-- begin Supplied entries --

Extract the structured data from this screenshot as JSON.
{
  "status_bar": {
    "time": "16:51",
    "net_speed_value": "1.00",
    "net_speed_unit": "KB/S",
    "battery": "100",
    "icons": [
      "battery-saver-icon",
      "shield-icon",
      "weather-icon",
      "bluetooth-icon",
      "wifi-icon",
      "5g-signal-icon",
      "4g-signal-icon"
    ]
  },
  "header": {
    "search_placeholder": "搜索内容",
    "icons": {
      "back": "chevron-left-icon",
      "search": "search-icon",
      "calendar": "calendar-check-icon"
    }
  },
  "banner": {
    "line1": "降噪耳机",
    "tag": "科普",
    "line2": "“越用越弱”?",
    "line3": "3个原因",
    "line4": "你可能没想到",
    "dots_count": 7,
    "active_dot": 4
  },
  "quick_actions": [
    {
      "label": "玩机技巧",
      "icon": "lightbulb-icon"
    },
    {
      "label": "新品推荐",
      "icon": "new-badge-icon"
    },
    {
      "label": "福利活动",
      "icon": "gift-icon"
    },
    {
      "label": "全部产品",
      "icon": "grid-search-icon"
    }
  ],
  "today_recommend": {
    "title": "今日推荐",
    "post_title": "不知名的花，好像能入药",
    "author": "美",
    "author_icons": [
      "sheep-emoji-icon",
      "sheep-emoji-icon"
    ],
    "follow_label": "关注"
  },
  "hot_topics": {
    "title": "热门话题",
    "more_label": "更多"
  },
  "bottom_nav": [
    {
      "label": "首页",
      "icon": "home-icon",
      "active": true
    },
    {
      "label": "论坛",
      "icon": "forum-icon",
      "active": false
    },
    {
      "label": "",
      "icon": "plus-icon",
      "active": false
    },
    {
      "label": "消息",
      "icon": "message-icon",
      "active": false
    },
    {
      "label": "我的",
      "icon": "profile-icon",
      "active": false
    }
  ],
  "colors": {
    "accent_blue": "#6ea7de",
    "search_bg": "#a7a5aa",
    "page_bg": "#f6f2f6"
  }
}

-- end Supplied entries --

__Short exercise__: Please repeat the listing above in full and exactly.

__Result of this task__:
Extract the structured data from this screenshot as JSON.
{
  "status_bar": {
    "time": "16:51",
    "net_speed_value": "1.00",
    "net_speed_unit": "KB/S",
    "battery": "100",
    "icons": [
      "battery-saver-icon",
      "shield-icon",
      "weather-icon",
      "bluetooth-icon",
      "wifi-icon",
      "5g-signal-icon",
      "4g-signal-icon"
    ]
  },
  "header": {
    "search_placeholder": "搜索内容",
    "icons": {
      "back": "chevron-left-icon",
      "search": "search-icon",
      "calendar": "calendar-check-icon"
    }
  },
  "banner": {
    "line1": "降噪耳机",
    "tag": "科普",
    "line2": "“越用越弱”?",
    "line3": "3个原因",
    "line4": "你可能没想到",
    "dots_count": 7,
    "active_dot": 4
  },
  "quick_actions": [
    {
      "label": "玩机技巧",
      "icon": "lightbulb-icon"
    },
    {
      "label": "新品推荐",
      "icon": "new-badge-icon"
    },
    {
      "label": "福利活动",
      "icon": "gift-icon"
    },
    {
      "label": "全部产品",
      "icon": "grid-search-icon"
    }
  ],
  "today_recommend": {
    "title": "今日推荐",
    "post_title": "不知名的花，好像能入药",
    "author": "美",
    "author_icons": [
      "sheep-emoji-icon",
      "sheep-emoji-icon"
    ],
    "follow_label": "关注"
  },
  "hot_topics": {
    "title": "热门话题",
    "more_label": "更多"
  },
  "bottom_nav": [
    {
      "label": "首页",
      "icon": "home-icon",
      "active": true
    },
    {
      "label": "论坛",
      "icon": "forum-icon",
      "active": false
    },
    {
      "label": "",
      "icon": "plus-icon",
      "active": false
    },
    {
      "label": "消息",
      "icon": "message-icon",
      "active": false
    },
    {
      "label": "我的",
      "icon": "profile-icon",
      "active": false
    }
  ],
  "colors": {
    "accent_blue": "#6ea7de",
    "search_bg": "#a7a5aa",
    "page_bg": "#f6f2f6"
  }
}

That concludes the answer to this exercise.